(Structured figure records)

•••

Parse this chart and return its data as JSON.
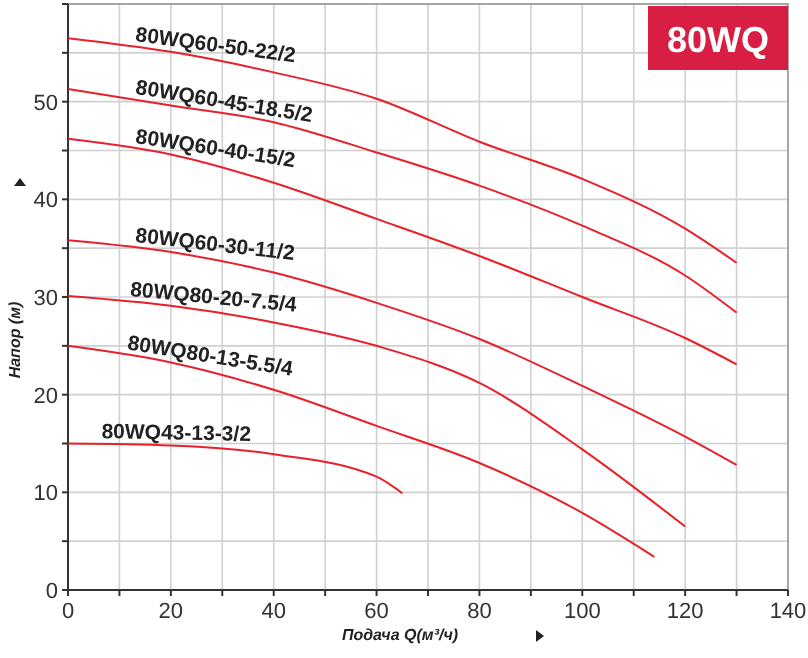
{
  "chart_data": {
    "type": "line",
    "xlabel": "Подача Q(м³/ч)",
    "ylabel": "Напор (м)",
    "annotations": [
      "80WQ"
    ],
    "xlim": [
      0,
      140
    ],
    "ylim": [
      0,
      60
    ],
    "xticks": [
      0,
      {
        "value": 10,
        "label": null
      },
      20,
      {
        "value": 30,
        "label": null
      },
      40,
      {
        "value": 50,
        "label": null
      },
      60,
      {
        "value": 70,
        "label": null
      },
      80,
      {
        "value": 90,
        "label": null
      },
      100,
      {
        "value": 110,
        "label": null
      },
      120,
      {
        "value": 130,
        "label": null
      },
      140
    ],
    "yticks": [
      0,
      {
        "value": 5,
        "label": null
      },
      10,
      {
        "value": 15,
        "label": null
      },
      20,
      {
        "value": 25,
        "label": null
      },
      30,
      {
        "value": 35,
        "label": null
      },
      40,
      {
        "value": 45,
        "label": null
      },
      50,
      {
        "value": 55,
        "label": null
      },
      {
        "value": 60,
        "label": null
      }
    ],
    "grid": true,
    "marker": "none",
    "line_style": "solid",
    "series": [
      {
        "name": "80WQ60-50-22/2",
        "color": "#e8202a",
        "x": [
          0,
          20,
          40,
          60,
          80,
          100,
          120,
          130
        ],
        "values": [
          56.5,
          55.1,
          53,
          50.3,
          45.9,
          42.1,
          37,
          33.5
        ]
      },
      {
        "name": "80WQ60-45-18.5/2",
        "color": "#e8202a",
        "x": [
          0,
          20,
          40,
          60,
          80,
          100,
          120,
          130
        ],
        "values": [
          51.3,
          49.6,
          47.9,
          44.8,
          41.4,
          37.3,
          32.2,
          28.4
        ]
      },
      {
        "name": "80WQ60-40-15/2",
        "color": "#e8202a",
        "x": [
          0,
          20,
          40,
          60,
          80,
          100,
          120,
          130
        ],
        "values": [
          46.2,
          44.6,
          41.7,
          38,
          34.2,
          30,
          25.8,
          23.1
        ]
      },
      {
        "name": "80WQ60-30-11/2",
        "color": "#e8202a",
        "x": [
          0,
          20,
          40,
          60,
          80,
          100,
          120,
          130
        ],
        "values": [
          35.8,
          34.6,
          32.5,
          29.4,
          25.7,
          20.9,
          15.7,
          12.8
        ]
      },
      {
        "name": "80WQ80-20-7.5/4",
        "color": "#e8202a",
        "x": [
          0,
          20,
          40,
          60,
          80,
          100,
          120
        ],
        "values": [
          30.1,
          29.1,
          27.4,
          25,
          21.2,
          14.4,
          6.5
        ]
      },
      {
        "name": "80WQ80-13-5.5/4",
        "color": "#e8202a",
        "x": [
          0,
          20,
          40,
          60,
          80,
          100,
          114
        ],
        "values": [
          25,
          23.3,
          20.5,
          16.8,
          13,
          7.9,
          3.4
        ]
      },
      {
        "name": "80WQ43-13-3/2",
        "color": "#e8202a",
        "x": [
          0,
          20,
          40,
          60,
          65
        ],
        "values": [
          15,
          14.8,
          13.9,
          11.6,
          9.9
        ]
      }
    ]
  }
}
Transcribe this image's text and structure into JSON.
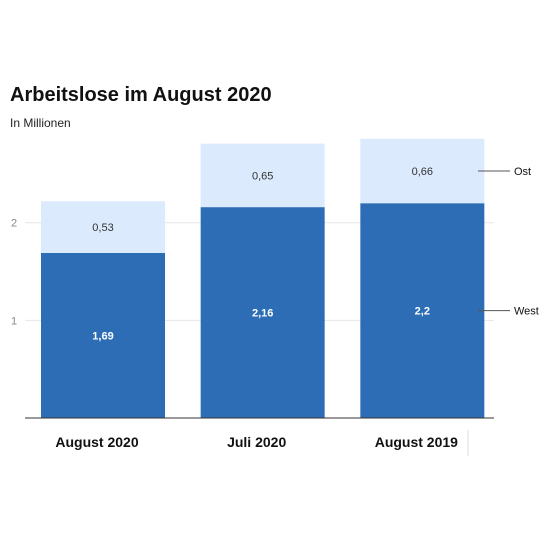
{
  "chart_data": {
    "type": "bar",
    "stacked": true,
    "title": "Arbeitslose im August 2020",
    "subtitle": "In Millionen",
    "categories": [
      "August 2020",
      "Juli 2020",
      "August 2019"
    ],
    "series": [
      {
        "name": "West",
        "values": [
          1.69,
          2.16,
          2.2
        ],
        "labels": [
          "1,69",
          "2,16",
          "2,2"
        ],
        "color": "#2d6db5"
      },
      {
        "name": "Ost",
        "values": [
          0.53,
          0.65,
          0.66
        ],
        "labels": [
          "0,53",
          "0,65",
          "0,66"
        ],
        "color": "#dbeafd"
      }
    ],
    "yticks": [
      {
        "value": 1,
        "label": "1"
      },
      {
        "value": 2,
        "label": "2"
      }
    ],
    "ylim": [
      0,
      2.95
    ],
    "grid": true,
    "legend": "right",
    "colors": {
      "gridline": "#e6e6e6",
      "axis": "#333333",
      "legend_line": "#555555"
    }
  }
}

•••

Show the lines of the records that include the string "name".

- _Response below_:
        "name": "80WQ60-50-22/2",
        "name": "80WQ60-45-18.5/2",
        "name": "80WQ60-40-15/2",
        "name": "80WQ60-30-11/2",
        "name": "80WQ80-20-7.5/4",
        "name": "80WQ80-13-5.5/4",
        "name": "80WQ43-13-3/2",
        "name": "West",
        "name": "Ost",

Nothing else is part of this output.